- **TASK TO COMPLETE**: Exclude images, then output the remaining data verbatim.

- **DATA SUPPLIED**:

▼▼▼

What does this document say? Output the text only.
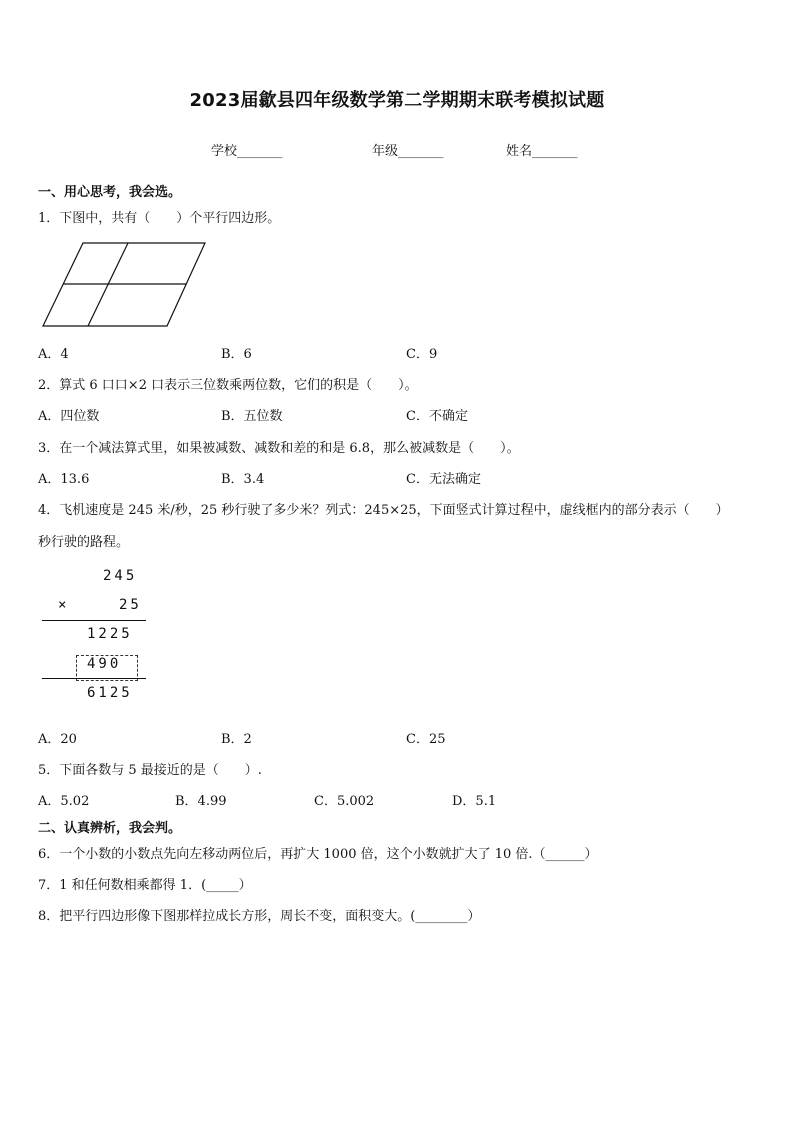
2023届歙县四年级数学第二学期期末联考模拟试题
学校_______	年级_______	姓名_______
一、用心思考，我会选。
1．下图中，共有（　　）个平行四边形。
A．4	B．6	C．9
2．算式 6 口口×2 口表示三位数乘两位数，它们的积是（　　）。
A．四位数	B．五位数	C．不确定
3．在一个减法算式里，如果被减数、减数和差的和是 6.8，那么被减数是（　　）。
A．13.6	B．3.4	C．无法确定
4．飞机速度是 245 米/秒，25 秒行驶了多少米？列式：245×25，下面竖式计算过程中，虚线框内的部分表示（　　）
秒行驶的路程。
245
×	25
1225
490
6125
A．20	B．2	C．25
5．下面各数与 5 最接近的是（　　）.
A．5.02	B．4.99	C．5.002	D．5.1
二、认真辨析，我会判。
6．一个小数的小数点先向左移动两位后，再扩大 1000 倍，这个小数就扩大了 10 倍.（______）
7．1 和任何数相乘都得 1．(_____）
8．把平行四边形像下图那样拉成长方形，周长不变，面积变大。(________）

▲▲▲

- **RESULT OF THIS TASK**:
What does this document say? Output the text only.
2023届歙县四年级数学第二学期期末联考模拟试题
学校_______	年级_______	姓名_______
一、用心思考，我会选。
1．下图中，共有（　　）个平行四边形。
A．4	B．6	C．9
2．算式 6 口口×2 口表示三位数乘两位数，它们的积是（　　）。
A．四位数	B．五位数	C．不确定
3．在一个减法算式里，如果被减数、减数和差的和是 6.8，那么被减数是（　　）。
A．13.6	B．3.4	C．无法确定
4．飞机速度是 245 米/秒，25 秒行驶了多少米？列式：245×25，下面竖式计算过程中，虚线框内的部分表示（　　）
秒行驶的路程。
245
×	25
1225
490
6125
A．20	B．2	C．25
5．下面各数与 5 最接近的是（　　）.
A．5.02	B．4.99	C．5.002	D．5.1
二、认真辨析，我会判。
6．一个小数的小数点先向左移动两位后，再扩大 1000 倍，这个小数就扩大了 10 倍.（______）
7．1 和任何数相乘都得 1．(_____）
8．把平行四边形像下图那样拉成长方形，周长不变，面积变大。(________）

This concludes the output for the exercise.